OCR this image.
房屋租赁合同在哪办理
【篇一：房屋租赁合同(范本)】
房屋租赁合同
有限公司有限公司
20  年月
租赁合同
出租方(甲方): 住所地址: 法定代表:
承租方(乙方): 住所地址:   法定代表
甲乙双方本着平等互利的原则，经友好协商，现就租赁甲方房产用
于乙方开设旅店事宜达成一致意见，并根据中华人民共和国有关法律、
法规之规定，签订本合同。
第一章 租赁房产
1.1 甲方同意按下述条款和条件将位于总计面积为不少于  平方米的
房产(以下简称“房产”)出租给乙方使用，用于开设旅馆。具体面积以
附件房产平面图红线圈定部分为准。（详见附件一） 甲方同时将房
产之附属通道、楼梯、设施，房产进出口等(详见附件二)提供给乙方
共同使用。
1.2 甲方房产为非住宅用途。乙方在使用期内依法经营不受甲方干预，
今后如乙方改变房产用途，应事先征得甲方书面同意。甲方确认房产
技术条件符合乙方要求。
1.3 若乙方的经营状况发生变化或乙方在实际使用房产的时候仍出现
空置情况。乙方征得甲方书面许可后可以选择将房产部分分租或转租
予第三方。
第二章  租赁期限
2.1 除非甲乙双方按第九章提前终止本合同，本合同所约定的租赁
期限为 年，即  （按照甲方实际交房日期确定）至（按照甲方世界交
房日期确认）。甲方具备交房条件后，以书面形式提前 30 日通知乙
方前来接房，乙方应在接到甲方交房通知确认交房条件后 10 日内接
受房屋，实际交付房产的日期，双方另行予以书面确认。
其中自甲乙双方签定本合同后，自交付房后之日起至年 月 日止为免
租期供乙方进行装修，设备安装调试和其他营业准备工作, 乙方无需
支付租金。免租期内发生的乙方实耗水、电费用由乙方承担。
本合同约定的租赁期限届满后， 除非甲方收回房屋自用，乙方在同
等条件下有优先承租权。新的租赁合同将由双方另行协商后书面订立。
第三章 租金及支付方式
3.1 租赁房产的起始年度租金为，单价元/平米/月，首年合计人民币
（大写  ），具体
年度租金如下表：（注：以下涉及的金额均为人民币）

Exercise objective = Transcribe the material above word for word.

Task solution =
OCR this image.
房屋租赁合同在哪办理
【篇一：房屋租赁合同(范本)】
房屋租赁合同
有限公司有限公司
20  年月
租赁合同
出租方(甲方): 住所地址: 法定代表:
承租方(乙方): 住所地址:   法定代表
甲乙双方本着平等互利的原则，经友好协商，现就租赁甲方房产用
于乙方开设旅店事宜达成一致意见，并根据中华人民共和国有关法律、
法规之规定，签订本合同。
第一章 租赁房产
1.1 甲方同意按下述条款和条件将位于总计面积为不少于  平方米的
房产(以下简称“房产”)出租给乙方使用，用于开设旅馆。具体面积以
附件房产平面图红线圈定部分为准。（详见附件一） 甲方同时将房
产之附属通道、楼梯、设施，房产进出口等(详见附件二)提供给乙方
共同使用。
1.2 甲方房产为非住宅用途。乙方在使用期内依法经营不受甲方干预，
今后如乙方改变房产用途，应事先征得甲方书面同意。甲方确认房产
技术条件符合乙方要求。
1.3 若乙方的经营状况发生变化或乙方在实际使用房产的时候仍出现
空置情况。乙方征得甲方书面许可后可以选择将房产部分分租或转租
予第三方。
第二章  租赁期限
2.1 除非甲乙双方按第九章提前终止本合同，本合同所约定的租赁
期限为 年，即  （按照甲方实际交房日期确定）至（按照甲方世界交
房日期确认）。甲方具备交房条件后，以书面形式提前 30 日通知乙
方前来接房，乙方应在接到甲方交房通知确认交房条件后 10 日内接
受房屋，实际交付房产的日期，双方另行予以书面确认。
其中自甲乙双方签定本合同后，自交付房后之日起至年 月 日止为免
租期供乙方进行装修，设备安装调试和其他营业准备工作, 乙方无需
支付租金。免租期内发生的乙方实耗水、电费用由乙方承担。
本合同约定的租赁期限届满后， 除非甲方收回房屋自用，乙方在同
等条件下有优先承租权。新的租赁合同将由双方另行协商后书面订立。
第三章 租金及支付方式
3.1 租赁房产的起始年度租金为，单价元/平米/月，首年合计人民币
（大写  ），具体
年度租金如下表：（注：以下涉及的金额均为人民币）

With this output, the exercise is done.